---- Provided records

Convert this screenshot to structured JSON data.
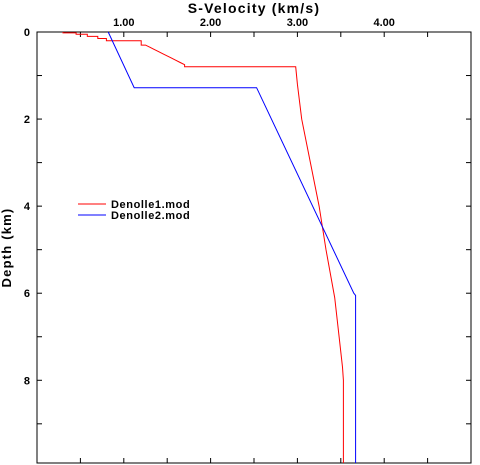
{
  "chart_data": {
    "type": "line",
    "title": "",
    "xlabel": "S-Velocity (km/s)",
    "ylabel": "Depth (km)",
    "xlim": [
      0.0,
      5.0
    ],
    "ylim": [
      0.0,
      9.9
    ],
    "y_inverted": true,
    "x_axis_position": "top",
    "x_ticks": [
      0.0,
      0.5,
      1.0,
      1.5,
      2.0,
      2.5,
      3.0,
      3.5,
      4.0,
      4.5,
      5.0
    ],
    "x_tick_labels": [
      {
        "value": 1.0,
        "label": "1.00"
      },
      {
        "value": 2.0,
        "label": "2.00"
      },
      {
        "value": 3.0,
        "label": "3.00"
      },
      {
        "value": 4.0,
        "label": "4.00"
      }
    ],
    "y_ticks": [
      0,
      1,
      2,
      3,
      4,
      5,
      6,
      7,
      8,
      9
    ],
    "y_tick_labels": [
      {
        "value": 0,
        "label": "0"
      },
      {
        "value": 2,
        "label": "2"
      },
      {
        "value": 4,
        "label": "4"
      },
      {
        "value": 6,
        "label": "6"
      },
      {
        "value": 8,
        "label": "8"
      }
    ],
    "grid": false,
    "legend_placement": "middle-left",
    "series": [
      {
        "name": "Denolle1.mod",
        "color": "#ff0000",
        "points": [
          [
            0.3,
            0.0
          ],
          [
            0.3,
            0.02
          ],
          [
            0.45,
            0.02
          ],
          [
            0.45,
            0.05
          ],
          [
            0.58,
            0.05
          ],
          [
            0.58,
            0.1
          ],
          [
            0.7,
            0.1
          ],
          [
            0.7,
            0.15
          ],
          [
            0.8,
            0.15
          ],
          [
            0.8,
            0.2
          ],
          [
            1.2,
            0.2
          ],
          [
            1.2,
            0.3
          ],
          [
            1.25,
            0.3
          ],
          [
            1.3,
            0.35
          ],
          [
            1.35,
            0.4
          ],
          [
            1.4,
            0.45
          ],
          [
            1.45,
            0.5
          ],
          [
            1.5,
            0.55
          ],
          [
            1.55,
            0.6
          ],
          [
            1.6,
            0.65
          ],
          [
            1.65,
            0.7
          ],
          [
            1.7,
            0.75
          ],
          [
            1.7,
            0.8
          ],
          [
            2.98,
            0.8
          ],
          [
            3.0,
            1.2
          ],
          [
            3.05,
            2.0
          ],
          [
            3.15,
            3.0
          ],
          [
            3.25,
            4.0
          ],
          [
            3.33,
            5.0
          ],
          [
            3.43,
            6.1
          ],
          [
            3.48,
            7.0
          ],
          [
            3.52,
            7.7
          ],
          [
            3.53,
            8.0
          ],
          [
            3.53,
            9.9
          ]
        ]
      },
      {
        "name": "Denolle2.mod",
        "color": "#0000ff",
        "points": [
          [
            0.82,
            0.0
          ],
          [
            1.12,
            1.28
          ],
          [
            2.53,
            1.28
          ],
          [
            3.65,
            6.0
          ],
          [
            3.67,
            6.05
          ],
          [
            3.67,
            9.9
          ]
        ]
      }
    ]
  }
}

--------
---- Provided records

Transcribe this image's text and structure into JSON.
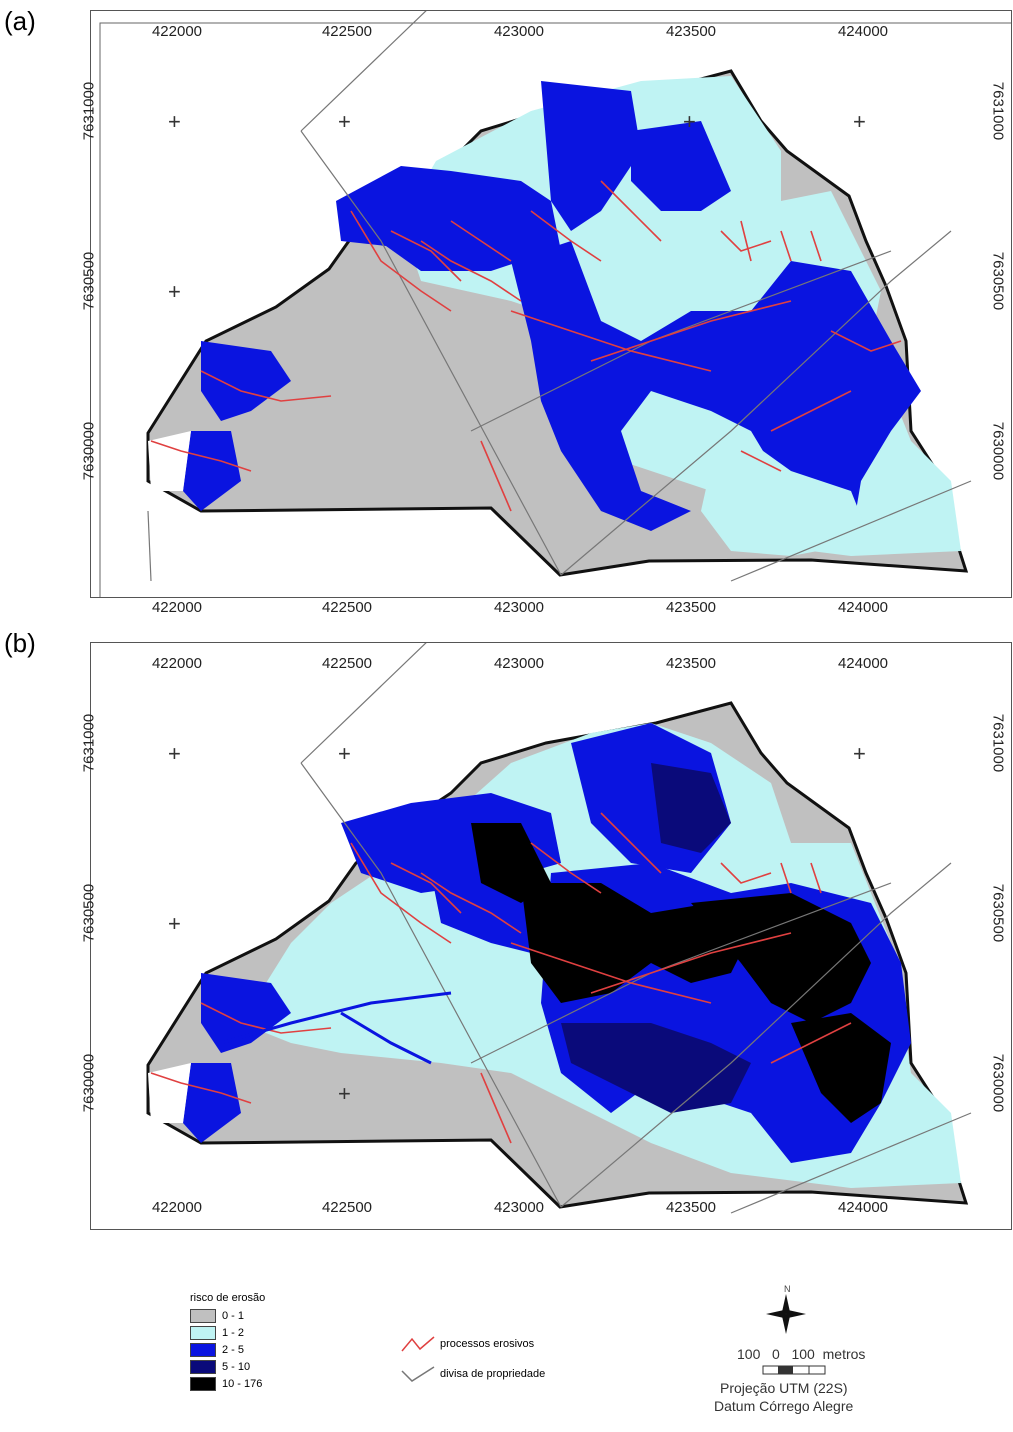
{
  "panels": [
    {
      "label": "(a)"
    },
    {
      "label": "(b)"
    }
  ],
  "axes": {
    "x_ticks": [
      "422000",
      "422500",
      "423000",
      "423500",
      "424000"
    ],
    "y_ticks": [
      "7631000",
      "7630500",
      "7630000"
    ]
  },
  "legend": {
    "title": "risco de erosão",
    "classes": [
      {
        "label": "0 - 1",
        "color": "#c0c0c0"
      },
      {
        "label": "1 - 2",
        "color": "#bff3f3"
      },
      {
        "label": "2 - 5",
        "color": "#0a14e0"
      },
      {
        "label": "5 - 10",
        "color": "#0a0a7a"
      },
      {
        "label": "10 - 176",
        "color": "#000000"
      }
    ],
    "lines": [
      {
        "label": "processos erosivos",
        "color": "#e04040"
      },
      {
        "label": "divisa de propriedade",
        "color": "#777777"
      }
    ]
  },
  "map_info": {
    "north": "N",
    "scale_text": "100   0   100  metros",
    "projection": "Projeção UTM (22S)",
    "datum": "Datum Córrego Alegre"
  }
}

--------

Direction:
Work out how many lines in the records above hold the string "value", then give only that count.

Complete output:
9